THE TASK
Copy out, from the entries below, each line holding the string "SWEDES".

SUPPLIED MATERIAL

§ §

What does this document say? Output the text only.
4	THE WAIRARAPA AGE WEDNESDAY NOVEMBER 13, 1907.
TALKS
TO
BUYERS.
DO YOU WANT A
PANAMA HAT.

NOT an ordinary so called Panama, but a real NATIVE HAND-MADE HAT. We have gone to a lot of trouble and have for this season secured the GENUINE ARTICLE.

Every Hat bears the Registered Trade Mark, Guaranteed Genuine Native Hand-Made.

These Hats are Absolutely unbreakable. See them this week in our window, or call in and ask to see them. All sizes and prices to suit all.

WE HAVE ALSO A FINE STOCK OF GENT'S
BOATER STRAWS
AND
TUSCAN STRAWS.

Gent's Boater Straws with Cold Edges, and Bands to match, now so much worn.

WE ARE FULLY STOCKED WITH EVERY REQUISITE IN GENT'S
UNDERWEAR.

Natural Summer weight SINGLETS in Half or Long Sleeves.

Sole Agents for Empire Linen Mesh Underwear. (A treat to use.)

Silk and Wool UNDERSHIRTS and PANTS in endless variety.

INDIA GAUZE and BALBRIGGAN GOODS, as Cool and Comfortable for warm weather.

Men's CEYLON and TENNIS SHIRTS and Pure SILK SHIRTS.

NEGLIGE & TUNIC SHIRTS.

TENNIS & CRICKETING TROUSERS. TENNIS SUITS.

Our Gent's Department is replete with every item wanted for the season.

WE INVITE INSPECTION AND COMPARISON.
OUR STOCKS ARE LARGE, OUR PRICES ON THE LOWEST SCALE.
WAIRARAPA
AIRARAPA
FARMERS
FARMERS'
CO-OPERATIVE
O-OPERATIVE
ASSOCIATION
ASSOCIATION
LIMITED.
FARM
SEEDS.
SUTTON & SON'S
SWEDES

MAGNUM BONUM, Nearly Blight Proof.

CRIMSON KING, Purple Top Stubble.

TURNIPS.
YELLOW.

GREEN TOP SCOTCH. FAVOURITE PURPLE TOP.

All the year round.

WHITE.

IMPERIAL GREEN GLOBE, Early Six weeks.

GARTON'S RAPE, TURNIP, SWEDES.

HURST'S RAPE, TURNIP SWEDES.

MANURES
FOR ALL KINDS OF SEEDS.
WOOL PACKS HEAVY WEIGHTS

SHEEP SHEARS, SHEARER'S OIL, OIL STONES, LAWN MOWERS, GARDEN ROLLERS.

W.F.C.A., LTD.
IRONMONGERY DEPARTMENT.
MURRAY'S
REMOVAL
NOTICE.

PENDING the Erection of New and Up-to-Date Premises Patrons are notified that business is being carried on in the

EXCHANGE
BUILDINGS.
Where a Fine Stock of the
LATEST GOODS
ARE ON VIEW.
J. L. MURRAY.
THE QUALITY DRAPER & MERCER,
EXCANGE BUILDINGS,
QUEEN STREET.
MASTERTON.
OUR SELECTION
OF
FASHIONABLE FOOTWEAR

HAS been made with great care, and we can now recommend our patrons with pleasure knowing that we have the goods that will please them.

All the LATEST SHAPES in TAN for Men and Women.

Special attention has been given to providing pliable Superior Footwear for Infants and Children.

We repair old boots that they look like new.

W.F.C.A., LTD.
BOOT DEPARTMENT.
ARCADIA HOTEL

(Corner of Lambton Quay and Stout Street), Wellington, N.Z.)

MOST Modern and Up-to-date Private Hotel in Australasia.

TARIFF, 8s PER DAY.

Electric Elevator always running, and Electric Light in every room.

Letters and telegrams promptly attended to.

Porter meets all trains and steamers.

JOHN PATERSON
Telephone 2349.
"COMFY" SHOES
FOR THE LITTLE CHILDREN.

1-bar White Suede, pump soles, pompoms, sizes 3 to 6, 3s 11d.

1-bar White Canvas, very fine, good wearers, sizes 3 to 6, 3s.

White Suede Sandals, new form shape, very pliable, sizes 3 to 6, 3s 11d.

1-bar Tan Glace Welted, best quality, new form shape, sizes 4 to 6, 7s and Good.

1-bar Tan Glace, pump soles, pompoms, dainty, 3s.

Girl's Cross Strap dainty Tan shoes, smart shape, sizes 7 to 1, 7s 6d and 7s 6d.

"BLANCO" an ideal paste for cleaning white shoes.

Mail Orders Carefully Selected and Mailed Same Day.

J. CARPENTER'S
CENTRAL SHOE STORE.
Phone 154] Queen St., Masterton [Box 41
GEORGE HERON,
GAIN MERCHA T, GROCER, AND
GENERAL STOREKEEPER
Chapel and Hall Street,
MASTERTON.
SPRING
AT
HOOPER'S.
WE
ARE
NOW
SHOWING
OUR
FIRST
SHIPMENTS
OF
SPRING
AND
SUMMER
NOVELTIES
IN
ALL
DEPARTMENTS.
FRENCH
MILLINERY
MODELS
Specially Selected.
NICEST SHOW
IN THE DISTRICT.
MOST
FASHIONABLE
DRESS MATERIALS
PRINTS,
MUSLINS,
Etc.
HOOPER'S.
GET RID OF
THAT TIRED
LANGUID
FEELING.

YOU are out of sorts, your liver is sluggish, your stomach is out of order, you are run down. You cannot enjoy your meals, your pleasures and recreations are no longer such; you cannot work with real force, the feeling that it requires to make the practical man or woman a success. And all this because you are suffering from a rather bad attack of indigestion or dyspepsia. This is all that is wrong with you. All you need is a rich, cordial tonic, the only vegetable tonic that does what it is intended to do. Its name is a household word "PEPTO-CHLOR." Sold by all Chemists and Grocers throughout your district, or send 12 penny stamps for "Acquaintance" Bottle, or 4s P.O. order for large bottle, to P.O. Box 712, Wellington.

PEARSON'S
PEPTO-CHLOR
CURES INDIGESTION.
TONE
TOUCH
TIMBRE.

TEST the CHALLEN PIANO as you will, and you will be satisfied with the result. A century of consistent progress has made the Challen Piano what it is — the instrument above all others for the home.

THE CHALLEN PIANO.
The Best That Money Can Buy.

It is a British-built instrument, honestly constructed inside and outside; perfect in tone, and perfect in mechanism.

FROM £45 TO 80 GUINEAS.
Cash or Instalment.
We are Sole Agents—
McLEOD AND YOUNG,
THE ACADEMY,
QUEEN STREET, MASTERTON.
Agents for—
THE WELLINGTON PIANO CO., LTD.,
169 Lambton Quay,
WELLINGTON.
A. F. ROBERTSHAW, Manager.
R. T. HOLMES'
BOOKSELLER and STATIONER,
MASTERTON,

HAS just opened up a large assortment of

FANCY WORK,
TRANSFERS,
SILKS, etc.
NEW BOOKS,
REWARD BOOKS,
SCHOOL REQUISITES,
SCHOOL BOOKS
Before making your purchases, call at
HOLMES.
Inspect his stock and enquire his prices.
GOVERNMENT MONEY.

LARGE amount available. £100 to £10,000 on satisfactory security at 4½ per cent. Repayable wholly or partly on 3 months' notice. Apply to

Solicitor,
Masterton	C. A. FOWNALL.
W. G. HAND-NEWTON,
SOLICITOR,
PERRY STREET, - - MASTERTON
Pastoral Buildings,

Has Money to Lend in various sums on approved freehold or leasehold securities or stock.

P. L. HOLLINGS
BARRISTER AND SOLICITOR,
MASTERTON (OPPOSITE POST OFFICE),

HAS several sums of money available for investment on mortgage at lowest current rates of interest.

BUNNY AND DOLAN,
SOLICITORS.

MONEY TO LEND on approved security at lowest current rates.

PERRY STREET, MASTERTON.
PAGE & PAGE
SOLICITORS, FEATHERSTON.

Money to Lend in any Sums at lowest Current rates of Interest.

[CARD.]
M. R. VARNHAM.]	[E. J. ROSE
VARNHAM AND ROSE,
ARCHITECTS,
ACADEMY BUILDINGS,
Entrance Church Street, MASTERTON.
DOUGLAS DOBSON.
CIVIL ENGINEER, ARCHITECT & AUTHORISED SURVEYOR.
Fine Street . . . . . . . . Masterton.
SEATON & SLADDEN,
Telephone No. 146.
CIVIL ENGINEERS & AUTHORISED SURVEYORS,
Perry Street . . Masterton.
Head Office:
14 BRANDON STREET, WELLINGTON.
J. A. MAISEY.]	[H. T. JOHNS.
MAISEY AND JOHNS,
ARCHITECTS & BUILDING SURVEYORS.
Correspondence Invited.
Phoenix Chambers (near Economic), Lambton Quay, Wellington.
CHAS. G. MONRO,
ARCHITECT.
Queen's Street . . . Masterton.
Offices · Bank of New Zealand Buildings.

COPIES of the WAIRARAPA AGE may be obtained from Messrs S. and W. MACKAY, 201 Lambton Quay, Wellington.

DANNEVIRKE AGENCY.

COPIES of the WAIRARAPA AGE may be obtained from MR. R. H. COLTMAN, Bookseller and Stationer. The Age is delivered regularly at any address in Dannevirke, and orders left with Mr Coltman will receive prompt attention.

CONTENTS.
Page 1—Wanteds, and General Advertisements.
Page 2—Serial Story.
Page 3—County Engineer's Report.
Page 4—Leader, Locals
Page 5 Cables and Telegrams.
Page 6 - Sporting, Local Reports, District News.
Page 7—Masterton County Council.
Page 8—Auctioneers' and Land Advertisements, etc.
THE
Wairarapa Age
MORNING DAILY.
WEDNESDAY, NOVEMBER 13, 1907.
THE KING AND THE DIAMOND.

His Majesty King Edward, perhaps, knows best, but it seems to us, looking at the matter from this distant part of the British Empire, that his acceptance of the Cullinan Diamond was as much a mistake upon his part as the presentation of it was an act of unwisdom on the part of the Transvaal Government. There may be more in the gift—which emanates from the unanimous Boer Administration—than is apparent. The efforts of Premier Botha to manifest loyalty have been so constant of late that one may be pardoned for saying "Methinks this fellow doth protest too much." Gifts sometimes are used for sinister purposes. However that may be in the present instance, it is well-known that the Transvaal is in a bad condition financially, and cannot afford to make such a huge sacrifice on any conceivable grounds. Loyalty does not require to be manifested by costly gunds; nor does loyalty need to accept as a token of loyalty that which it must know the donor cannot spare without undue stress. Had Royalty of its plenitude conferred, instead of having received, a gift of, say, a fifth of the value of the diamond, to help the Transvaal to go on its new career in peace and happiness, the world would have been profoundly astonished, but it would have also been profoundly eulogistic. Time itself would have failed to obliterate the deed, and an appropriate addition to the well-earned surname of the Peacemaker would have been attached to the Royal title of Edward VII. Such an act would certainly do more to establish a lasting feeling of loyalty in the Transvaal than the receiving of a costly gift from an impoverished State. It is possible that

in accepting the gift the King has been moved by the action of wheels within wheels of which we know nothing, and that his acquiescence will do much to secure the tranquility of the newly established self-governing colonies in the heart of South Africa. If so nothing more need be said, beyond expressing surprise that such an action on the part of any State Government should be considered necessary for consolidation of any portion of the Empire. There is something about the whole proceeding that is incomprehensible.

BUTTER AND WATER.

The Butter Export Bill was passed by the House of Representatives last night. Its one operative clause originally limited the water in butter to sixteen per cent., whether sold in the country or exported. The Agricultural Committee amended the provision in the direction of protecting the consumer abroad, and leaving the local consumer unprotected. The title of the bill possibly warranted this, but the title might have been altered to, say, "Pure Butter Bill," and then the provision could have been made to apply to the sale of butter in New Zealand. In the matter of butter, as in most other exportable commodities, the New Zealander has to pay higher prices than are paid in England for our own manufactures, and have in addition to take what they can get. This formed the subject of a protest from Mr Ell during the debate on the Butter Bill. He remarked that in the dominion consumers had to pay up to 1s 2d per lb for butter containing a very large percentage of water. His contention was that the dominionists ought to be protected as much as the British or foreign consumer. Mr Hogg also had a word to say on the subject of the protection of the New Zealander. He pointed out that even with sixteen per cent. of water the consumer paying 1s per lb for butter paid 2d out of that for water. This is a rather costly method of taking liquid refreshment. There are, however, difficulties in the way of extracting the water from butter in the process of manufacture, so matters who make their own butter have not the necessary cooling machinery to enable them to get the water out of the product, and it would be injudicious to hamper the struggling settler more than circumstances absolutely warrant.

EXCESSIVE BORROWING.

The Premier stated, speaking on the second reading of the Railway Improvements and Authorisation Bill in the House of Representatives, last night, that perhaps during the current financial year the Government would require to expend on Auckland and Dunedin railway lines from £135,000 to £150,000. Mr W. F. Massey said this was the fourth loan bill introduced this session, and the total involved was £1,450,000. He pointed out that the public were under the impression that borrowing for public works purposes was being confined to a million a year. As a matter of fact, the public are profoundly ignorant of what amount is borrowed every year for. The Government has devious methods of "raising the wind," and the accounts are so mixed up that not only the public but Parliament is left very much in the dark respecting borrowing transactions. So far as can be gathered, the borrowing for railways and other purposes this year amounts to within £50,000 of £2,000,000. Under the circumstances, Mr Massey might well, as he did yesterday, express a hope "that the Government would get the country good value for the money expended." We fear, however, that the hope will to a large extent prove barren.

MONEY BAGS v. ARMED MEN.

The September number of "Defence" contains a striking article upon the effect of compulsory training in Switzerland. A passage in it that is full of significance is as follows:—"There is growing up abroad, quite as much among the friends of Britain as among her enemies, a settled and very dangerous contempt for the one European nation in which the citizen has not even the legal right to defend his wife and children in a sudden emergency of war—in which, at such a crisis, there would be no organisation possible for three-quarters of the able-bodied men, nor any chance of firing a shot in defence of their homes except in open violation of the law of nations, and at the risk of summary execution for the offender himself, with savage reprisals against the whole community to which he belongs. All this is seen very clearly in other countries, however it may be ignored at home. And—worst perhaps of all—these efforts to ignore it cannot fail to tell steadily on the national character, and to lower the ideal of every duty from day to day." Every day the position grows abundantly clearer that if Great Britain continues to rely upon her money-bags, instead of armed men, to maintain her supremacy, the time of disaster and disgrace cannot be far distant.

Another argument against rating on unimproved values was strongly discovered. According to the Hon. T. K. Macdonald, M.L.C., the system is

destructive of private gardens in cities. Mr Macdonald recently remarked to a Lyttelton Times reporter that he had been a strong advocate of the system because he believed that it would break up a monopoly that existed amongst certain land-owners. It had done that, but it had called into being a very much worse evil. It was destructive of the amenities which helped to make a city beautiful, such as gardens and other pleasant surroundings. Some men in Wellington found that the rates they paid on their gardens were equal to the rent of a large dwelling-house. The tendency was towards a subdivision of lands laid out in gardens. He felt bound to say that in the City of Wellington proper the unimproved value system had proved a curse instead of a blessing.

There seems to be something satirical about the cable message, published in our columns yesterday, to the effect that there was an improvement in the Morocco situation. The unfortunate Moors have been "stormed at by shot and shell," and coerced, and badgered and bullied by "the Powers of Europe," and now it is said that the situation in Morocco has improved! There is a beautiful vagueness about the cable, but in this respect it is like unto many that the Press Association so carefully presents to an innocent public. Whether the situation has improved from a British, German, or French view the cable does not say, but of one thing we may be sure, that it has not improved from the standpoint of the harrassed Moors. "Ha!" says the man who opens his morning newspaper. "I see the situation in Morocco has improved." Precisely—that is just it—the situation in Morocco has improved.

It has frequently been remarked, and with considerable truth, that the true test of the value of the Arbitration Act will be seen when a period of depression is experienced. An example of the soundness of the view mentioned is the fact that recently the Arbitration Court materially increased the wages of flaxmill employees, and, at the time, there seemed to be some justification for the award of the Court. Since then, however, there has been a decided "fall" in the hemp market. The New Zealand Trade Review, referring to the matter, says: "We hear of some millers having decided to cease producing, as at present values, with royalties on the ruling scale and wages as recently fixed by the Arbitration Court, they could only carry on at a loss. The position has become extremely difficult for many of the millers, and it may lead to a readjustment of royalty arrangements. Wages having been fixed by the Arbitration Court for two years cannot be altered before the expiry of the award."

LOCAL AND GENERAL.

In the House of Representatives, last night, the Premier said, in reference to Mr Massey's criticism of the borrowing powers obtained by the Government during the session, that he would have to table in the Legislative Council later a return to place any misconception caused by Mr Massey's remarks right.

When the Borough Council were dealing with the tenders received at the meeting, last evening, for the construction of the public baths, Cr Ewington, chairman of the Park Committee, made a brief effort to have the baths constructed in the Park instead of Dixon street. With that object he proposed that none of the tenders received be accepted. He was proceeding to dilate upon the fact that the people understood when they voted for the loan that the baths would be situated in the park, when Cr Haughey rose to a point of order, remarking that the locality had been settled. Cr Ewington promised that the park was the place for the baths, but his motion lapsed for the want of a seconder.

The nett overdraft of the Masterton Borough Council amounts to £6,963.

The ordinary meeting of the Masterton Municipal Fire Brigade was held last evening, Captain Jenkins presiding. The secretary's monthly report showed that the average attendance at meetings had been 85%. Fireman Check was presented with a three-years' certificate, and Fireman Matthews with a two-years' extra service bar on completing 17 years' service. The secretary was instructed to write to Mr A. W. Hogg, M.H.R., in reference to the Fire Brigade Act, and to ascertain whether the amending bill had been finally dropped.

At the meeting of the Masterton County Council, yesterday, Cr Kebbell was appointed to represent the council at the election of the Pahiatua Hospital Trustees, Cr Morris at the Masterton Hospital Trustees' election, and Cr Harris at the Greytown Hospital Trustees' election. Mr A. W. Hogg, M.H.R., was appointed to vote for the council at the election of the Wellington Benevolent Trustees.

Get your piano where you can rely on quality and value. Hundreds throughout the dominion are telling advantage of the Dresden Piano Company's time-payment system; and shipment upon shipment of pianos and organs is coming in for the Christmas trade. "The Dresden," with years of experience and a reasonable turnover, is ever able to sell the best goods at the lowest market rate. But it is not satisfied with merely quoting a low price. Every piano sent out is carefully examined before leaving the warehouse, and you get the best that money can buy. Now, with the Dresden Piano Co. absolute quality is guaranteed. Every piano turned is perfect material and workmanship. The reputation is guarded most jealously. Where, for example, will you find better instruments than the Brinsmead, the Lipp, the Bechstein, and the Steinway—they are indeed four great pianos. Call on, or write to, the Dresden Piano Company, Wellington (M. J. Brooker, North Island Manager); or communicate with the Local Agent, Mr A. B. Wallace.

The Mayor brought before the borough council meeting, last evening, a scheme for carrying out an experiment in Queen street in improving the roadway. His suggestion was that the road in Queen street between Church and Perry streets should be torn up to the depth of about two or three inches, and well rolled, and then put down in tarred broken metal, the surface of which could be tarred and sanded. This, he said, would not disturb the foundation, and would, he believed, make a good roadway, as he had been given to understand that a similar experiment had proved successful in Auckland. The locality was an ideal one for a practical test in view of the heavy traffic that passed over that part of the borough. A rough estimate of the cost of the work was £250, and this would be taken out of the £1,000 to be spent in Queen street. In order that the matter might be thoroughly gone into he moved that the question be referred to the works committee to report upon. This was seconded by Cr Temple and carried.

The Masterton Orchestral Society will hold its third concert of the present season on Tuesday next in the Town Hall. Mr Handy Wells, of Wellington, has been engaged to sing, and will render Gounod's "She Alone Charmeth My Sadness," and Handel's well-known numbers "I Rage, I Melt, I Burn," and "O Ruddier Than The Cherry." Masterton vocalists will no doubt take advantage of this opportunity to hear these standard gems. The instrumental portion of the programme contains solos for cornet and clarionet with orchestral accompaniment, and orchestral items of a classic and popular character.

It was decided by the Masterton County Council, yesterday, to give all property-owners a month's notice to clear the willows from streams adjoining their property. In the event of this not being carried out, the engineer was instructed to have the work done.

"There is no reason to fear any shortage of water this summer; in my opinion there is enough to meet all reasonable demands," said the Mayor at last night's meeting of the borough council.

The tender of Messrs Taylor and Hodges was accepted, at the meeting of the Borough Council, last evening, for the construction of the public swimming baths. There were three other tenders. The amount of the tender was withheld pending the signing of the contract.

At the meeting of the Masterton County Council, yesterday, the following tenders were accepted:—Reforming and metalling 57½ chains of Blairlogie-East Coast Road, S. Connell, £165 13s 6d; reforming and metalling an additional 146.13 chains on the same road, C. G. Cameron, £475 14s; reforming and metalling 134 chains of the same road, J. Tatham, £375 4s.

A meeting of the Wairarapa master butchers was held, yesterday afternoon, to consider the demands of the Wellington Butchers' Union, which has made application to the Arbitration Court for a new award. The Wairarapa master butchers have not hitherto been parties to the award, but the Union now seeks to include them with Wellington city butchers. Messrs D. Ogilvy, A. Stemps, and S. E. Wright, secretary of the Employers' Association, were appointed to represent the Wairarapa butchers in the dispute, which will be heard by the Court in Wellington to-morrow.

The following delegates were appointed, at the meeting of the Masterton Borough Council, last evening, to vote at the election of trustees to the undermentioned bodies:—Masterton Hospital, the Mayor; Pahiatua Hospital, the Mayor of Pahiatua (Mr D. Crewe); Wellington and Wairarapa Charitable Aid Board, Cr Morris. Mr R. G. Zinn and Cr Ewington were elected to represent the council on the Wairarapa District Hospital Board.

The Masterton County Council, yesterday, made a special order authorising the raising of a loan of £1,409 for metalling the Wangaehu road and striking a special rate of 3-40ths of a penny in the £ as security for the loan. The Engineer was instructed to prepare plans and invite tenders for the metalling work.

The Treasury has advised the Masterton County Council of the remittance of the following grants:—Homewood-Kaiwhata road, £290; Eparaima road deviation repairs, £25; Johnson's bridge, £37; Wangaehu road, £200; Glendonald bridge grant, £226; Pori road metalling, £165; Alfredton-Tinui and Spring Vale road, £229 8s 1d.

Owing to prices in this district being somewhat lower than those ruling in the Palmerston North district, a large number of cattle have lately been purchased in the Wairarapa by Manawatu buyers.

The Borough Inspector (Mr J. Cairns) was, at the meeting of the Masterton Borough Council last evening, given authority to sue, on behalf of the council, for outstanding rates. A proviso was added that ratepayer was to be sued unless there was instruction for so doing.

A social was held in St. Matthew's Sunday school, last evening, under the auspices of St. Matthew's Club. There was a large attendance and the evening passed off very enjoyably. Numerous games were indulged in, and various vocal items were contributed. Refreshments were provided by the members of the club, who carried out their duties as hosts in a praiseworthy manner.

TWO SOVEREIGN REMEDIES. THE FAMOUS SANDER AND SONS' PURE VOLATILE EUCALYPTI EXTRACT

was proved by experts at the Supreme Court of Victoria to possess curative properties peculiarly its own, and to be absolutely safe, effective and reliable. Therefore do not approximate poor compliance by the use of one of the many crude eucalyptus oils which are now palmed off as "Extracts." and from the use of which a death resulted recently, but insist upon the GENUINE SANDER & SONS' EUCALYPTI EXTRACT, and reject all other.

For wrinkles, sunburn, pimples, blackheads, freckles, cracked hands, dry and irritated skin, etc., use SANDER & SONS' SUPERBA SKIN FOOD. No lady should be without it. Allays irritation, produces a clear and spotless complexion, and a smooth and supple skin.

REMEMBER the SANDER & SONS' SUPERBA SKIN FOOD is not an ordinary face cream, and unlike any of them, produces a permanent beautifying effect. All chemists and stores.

§ §

CORRECT RESPONSE
SWEDES
GARTON'S RAPE, TURNIP, SWEDES.
HURST'S RAPE, TURNIP SWEDES.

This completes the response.